**EXERCISE DETAILS**
Go through the entries below and copy each line containing the word "text".

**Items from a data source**
☆ ☆ ☆ ☆

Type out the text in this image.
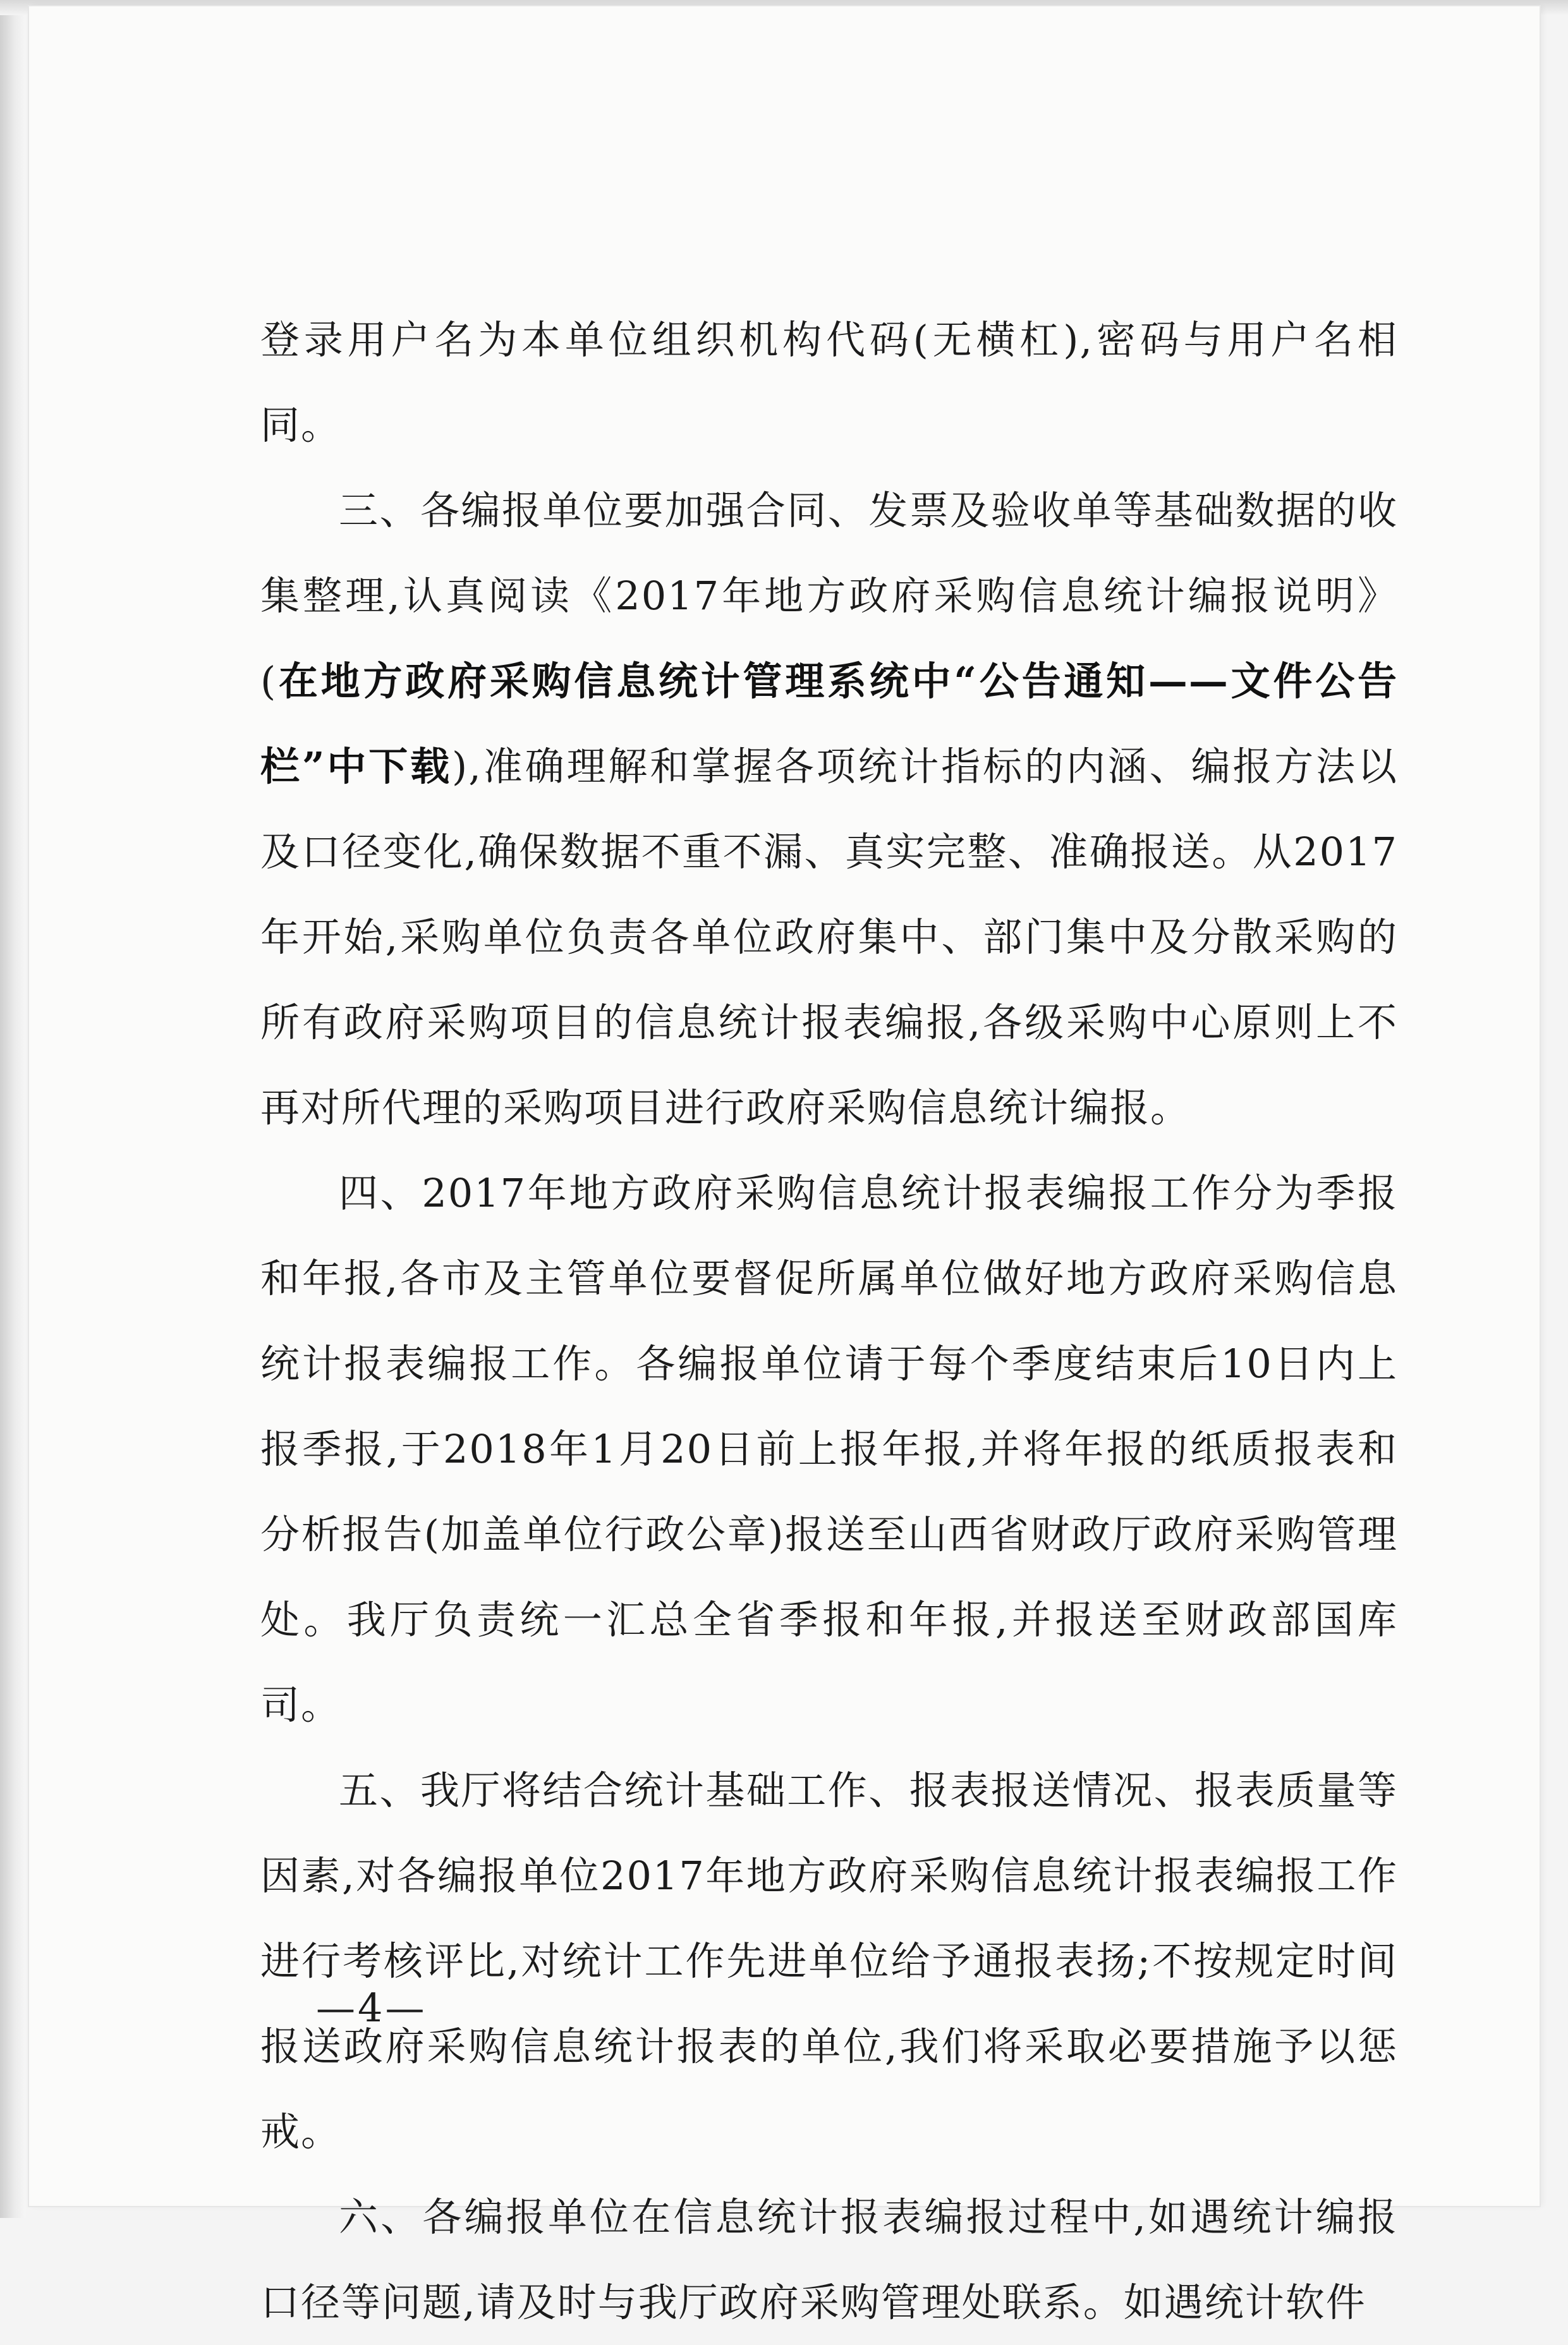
登录用户名为本单位组织机构代码(无横杠),密码与用户名相同。

三、各编报单位要加强合同、发票及验收单等基础数据的收集整理,认真阅读《2017年地方政府采购信息统计编报说明》(在地方政府采购信息统计管理系统中“公告通知——文件公告栏”中下载),准确理解和掌握各项统计指标的内涵、编报方法以及口径变化,确保数据不重不漏、真实完整、准确报送。从2017年开始,采购单位负责各单位政府集中、部门集中及分散采购的所有政府采购项目的信息统计报表编报,各级采购中心原则上不再对所代理的采购项目进行政府采购信息统计编报。

四、2017年地方政府采购信息统计报表编报工作分为季报和年报,各市及主管单位要督促所属单位做好地方政府采购信息统计报表编报工作。各编报单位请于每个季度结束后10日内上报季报,于2018年1月20日前上报年报,并将年报的纸质报表和分析报告(加盖单位行政公章)报送至山西省财政厅政府采购管理处。我厅负责统一汇总全省季报和年报,并报送至财政部国库司。

五、我厅将结合统计基础工作、报表报送情况、报表质量等因素,对各编报单位2017年地方政府采购信息统计报表编报工作进行考核评比,对统计工作先进单位给予通报表扬;不按规定时间报送政府采购信息统计报表的单位,我们将采取必要措施予以惩戒。

六、各编报单位在信息统计报表编报过程中,如遇统计编报口径等问题,请及时与我厅政府采购管理处联系。如遇统计软件

—4—
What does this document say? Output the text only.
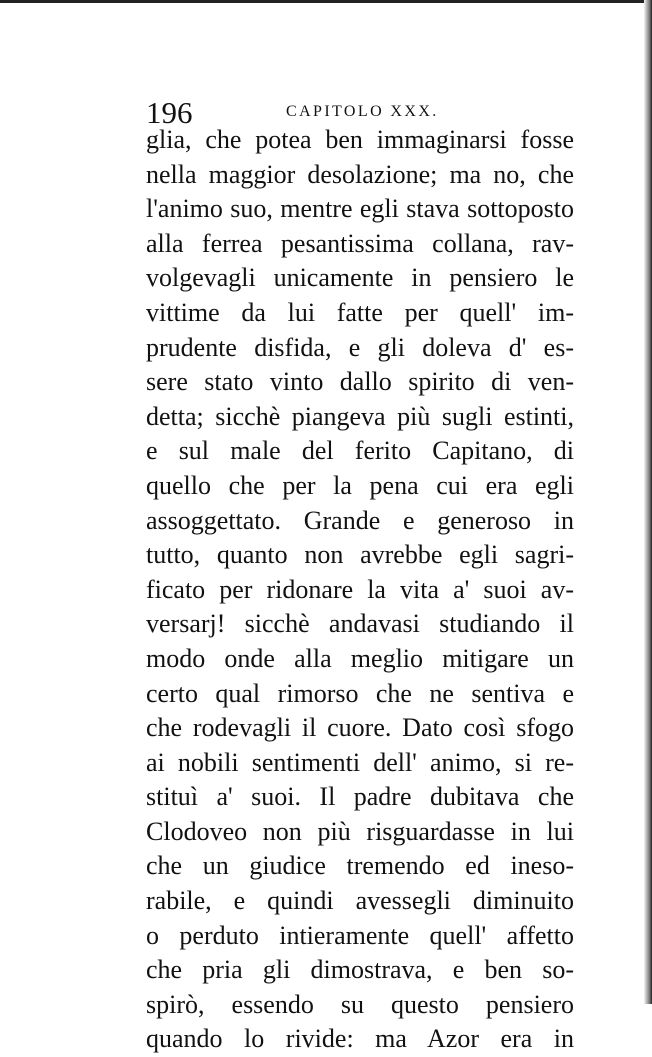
196	CAPITOLO XXX.
glia, che potea ben immaginarsi fosse
nella maggior desolazione; ma no, che
l'animo suo, mentre egli stava sottoposto
alla ferrea pesantissima collana, rav-
volgevagli unicamente in pensiero le
vittime da lui fatte per quell' im-
prudente disfida, e gli doleva d' es-
sere stato vinto dallo spirito di ven-
detta; sicchè piangeva più sugli estinti,
e sul male del ferito Capitano, di
quello che per la pena cui era egli
assoggettato. Grande e generoso in
tutto, quanto non avrebbe egli sagri-
ficato per ridonare la vita a' suoi av-
versarj! sicchè andavasi studiando il
modo onde alla meglio mitigare un
certo qual rimorso che ne sentiva e
che rodevagli il cuore. Dato così sfogo
ai nobili sentimenti dell' animo, si re-
stituì a' suoi. Il padre dubitava che
Clodoveo non più risguardasse in lui
che un giudice tremendo ed ineso-
rabile, e quindi avessegli diminuito
o perduto intieramente quell' affetto
che pria gli dimostrava, e ben so-
spirò, essendo su questo pensiero
quando lo rivide: ma Azor era in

☆ ☆ ☆ ☆

**FINAL ANSWER**
Type out the text in this image.
What does this document say? Output the text only.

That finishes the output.